◆ Extracted data
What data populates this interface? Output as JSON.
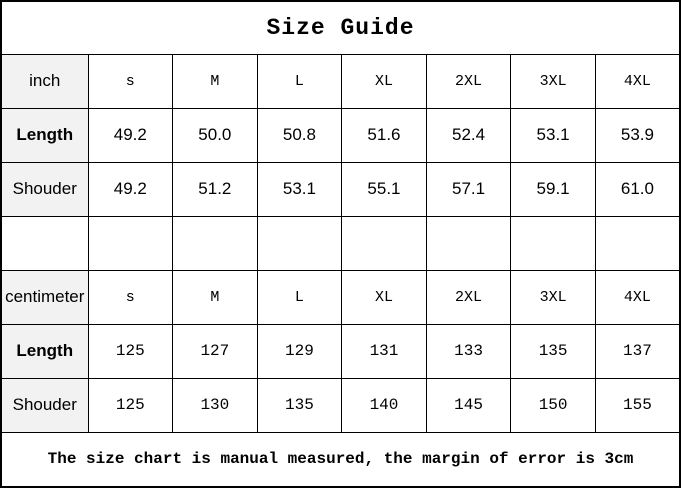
{
  "page_title": "Size Guide",
  "footer_note": "The size chart is manual measured, the margin of error is 3cm",
  "colors": {
    "label_bg": "#f2f2f2",
    "border": "#000000",
    "text": "#000000",
    "background": "#ffffff"
  },
  "table": {
    "columns_count": 8,
    "sections": [
      {
        "unit_label": "inch",
        "sizes": [
          "s",
          "M",
          "L",
          "XL",
          "2XL",
          "3XL",
          "4XL"
        ],
        "rows": [
          {
            "label": "Length",
            "bold": true,
            "values": [
              "49.2",
              "50.0",
              "50.8",
              "51.6",
              "52.4",
              "53.1",
              "53.9"
            ]
          },
          {
            "label": "Shouder",
            "bold": false,
            "values": [
              "49.2",
              "51.2",
              "53.1",
              "55.1",
              "57.1",
              "59.1",
              "61.0"
            ]
          }
        ]
      },
      {
        "unit_label": "centimeter",
        "sizes": [
          "s",
          "M",
          "L",
          "XL",
          "2XL",
          "3XL",
          "4XL"
        ],
        "rows": [
          {
            "label": "Length",
            "bold": true,
            "values": [
              "125",
              "127",
              "129",
              "131",
              "133",
              "135",
              "137"
            ]
          },
          {
            "label": "Shouder",
            "bold": false,
            "values": [
              "125",
              "130",
              "135",
              "140",
              "145",
              "150",
              "155"
            ]
          }
        ]
      }
    ],
    "spacer_between_sections": true
  }
}
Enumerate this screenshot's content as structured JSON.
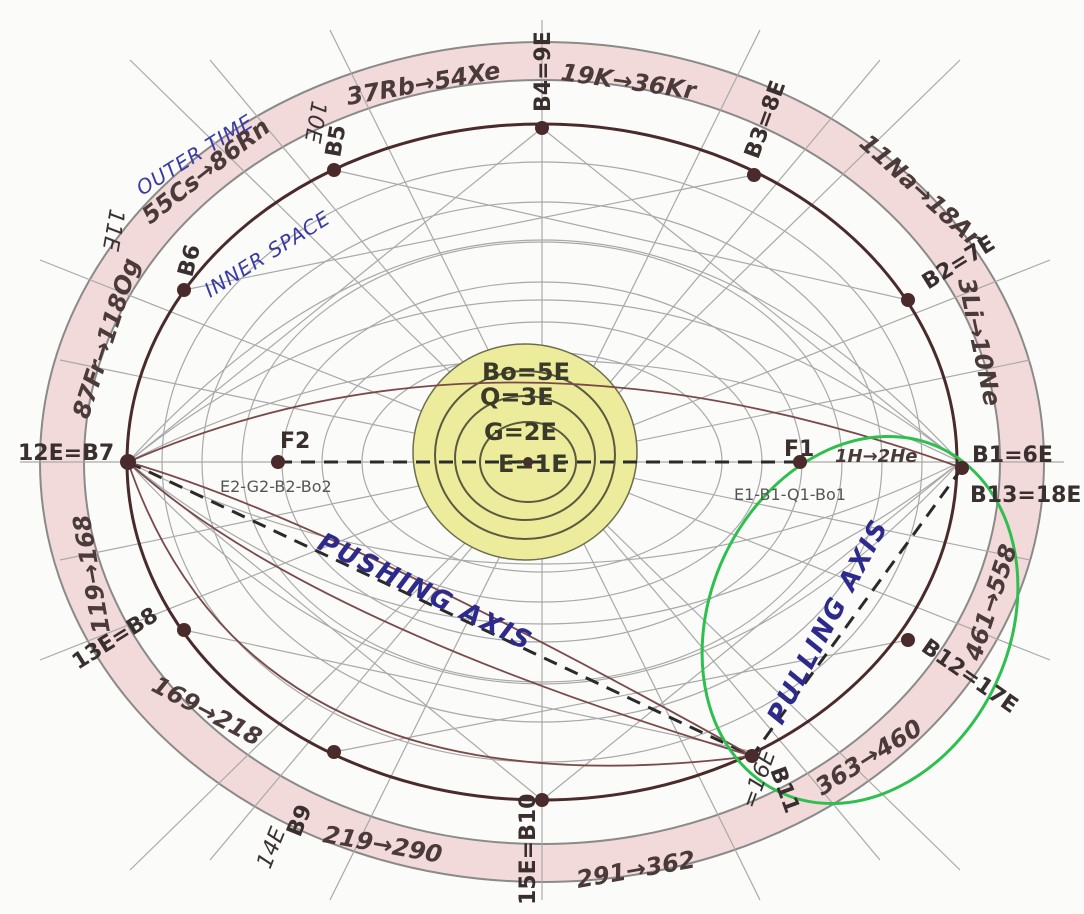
{
  "colors": {
    "paper": "#fbfbfa",
    "pencil": "#9a9a9a",
    "ink": "#4a2a2a",
    "ring_band": "#f3d6d6",
    "core_yellow": "#ecec9c",
    "green_loop": "#2fbf4f",
    "blue_text": "#2d2a8c"
  },
  "nodes": {
    "b1": "B1=6E",
    "b13": "B13=18E",
    "b2": "B2=7E",
    "b3": "B3=8E",
    "b4": "B4=9E",
    "b5": "B5",
    "b5_energy": "10E",
    "b6": "B6",
    "b6_energy": "11E",
    "b7": "12E=B7",
    "b8": "13E=B8",
    "b9": "B9",
    "b9_energy": "14E",
    "b10": "15E=B10",
    "b11": "B11",
    "b11_energy": "=16E",
    "b12": "B12=17E"
  },
  "ring_segments": {
    "s1": "1H→2He",
    "s2": "3Li→10Ne",
    "s3": "11Na→18Ar",
    "s4": "19K→36Kr",
    "s5": "37Rb→54Xe",
    "s6": "55Cs→86Rn",
    "s7": "87Fr→118Og",
    "s8": "119→168",
    "s9": "169→218",
    "s10": "219→290",
    "s11": "291→362",
    "s12": "363→460",
    "s13": "461→558"
  },
  "foci": {
    "f1": "F1",
    "f2": "F2",
    "f1_eq": "E1-B1-Q1-Bo1",
    "f2_eq": "E2-G2-B2-Bo2"
  },
  "center": {
    "bo": "Bo=5E",
    "q": "Q=3E",
    "g": "G=2E",
    "e": "E=1E"
  },
  "annotations": {
    "outer_time": "OUTER TIME",
    "inner_space": "INNER SPACE",
    "pushing_axis": "PUSHING AXIS",
    "pulling_axis": "PULLING AXIS"
  }
}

◆ What is required
List the lines of the records where "this" occurs.

◆ Answer
What data populates this interface? Output as JSON.
Enumerate this screenshot's content as structured JSON.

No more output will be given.